- [Brief]:
Pull out every line with the word "这个句子运用比喻的修辞手法" from the entries below.

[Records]
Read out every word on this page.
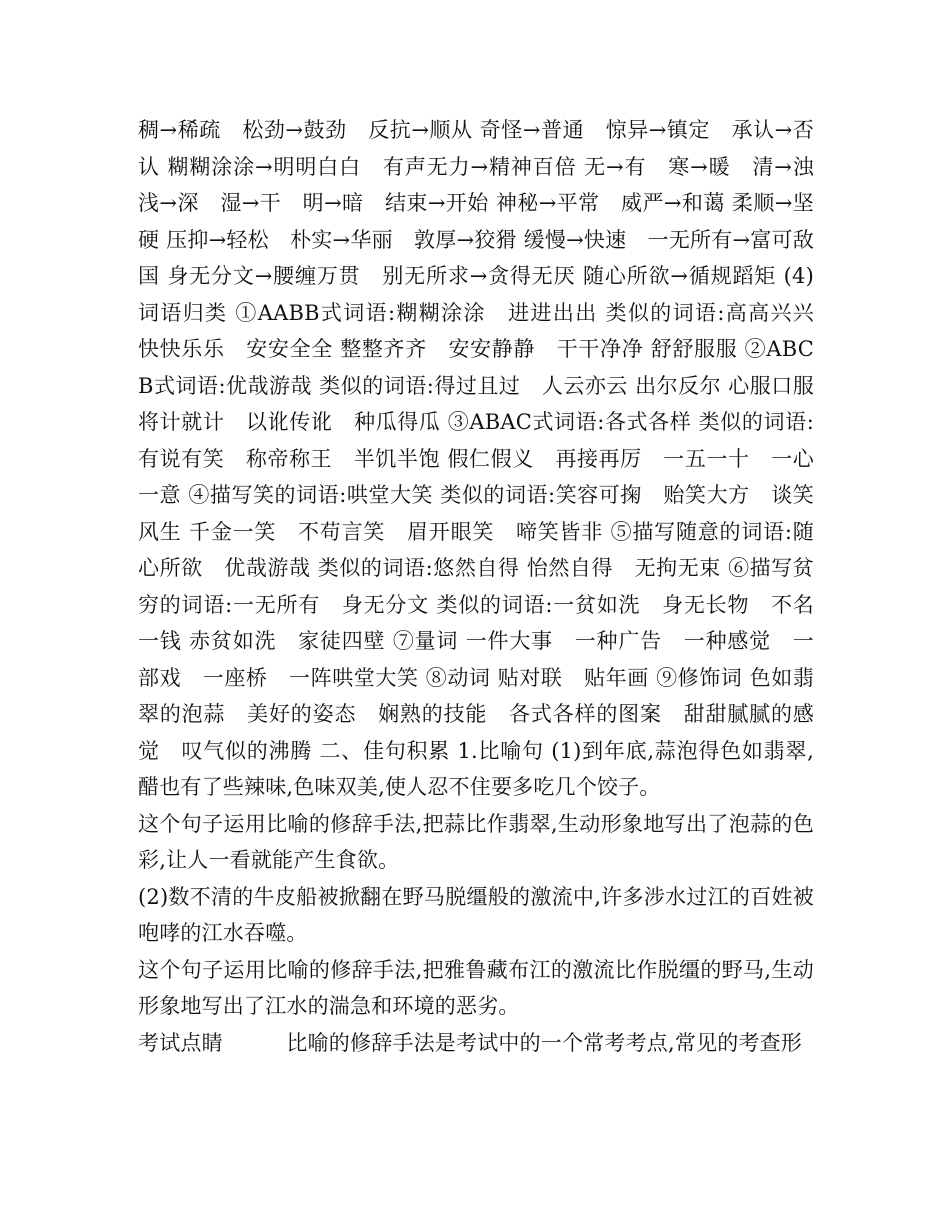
稠→稀疏　松劲→鼓劲　反抗→顺从 奇怪→普通　惊异→镇定　承认→否认 糊糊涂涂→明明白白　有声无力→精神百倍 无→有　寒→暖　清→浊 浅→深　湿→干　明→暗　结束→开始 神秘→平常　威严→和蔼 柔顺→坚硬 压抑→轻松　朴实→华丽　敦厚→狡猾 缓慢→快速　一无所有→富可敌国 身无分文→腰缠万贯　别无所求→贪得无厌 随心所欲→循规蹈矩 (4)词语归类 ①AABB式词语:糊糊涂涂　进进出出 类似的词语:高高兴兴　快快乐乐　安安全全 整整齐齐　安安静静　干干净净 舒舒服服 ②ABCB式词语:优哉游哉 类似的词语:得过且过　人云亦云 出尔反尔 心服口服　将计就计　以讹传讹　种瓜得瓜 ③ABAC式词语:各式各样 类似的词语:有说有笑　称帝称王　半饥半饱 假仁假义　再接再厉　一五一十　一心一意 ④描写笑的词语:哄堂大笑 类似的词语:笑容可掬　贻笑大方　谈笑风生 千金一笑　不苟言笑　眉开眼笑　啼笑皆非 ⑤描写随意的词语:随心所欲　优哉游哉 类似的词语:悠然自得 怡然自得　无拘无束 ⑥描写贫穷的词语:一无所有　身无分文 类似的词语:一贫如洗　身无长物　不名一钱 赤贫如洗　家徒四壁 ⑦量词 一件大事　一种广告　一种感觉　一部戏　一座桥　一阵哄堂大笑 ⑧动词 贴对联　贴年画 ⑨修饰词 色如翡翠的泡蒜　美好的姿态　娴熟的技能　各式各样的图案　甜甜腻腻的感觉　叹气似的沸腾 二、佳句积累 1.比喻句 (1)到年底,蒜泡得色如翡翠,醋也有了些辣味,色味双美,使人忍不住要多吃几个饺子。

这个句子运用比喻的修辞手法,把蒜比作翡翠,生动形象地写出了泡蒜的色彩,让人一看就能产生食欲。

(2)数不清的牛皮船被掀翻在野马脱缰般的激流中,许多涉水过江的百姓被咆哮的江水吞噬。

这个句子运用比喻的修辞手法,把雅鲁藏布江的激流比作脱缰的野马,生动形象地写出了江水的湍急和环境的恶劣。

考试点睛　　　比喻的修辞手法是考试中的一个常考考点,常见的考查形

- [Answer below]:
这个句子运用比喻的修辞手法,把蒜比作翡翠,生动形象地写出了泡蒜的色彩,让人一看就能产生食欲。
这个句子运用比喻的修辞手法,把雅鲁藏布江的激流比作脱缰的野马,生动形象地写出了江水的湍急和环境的恶劣。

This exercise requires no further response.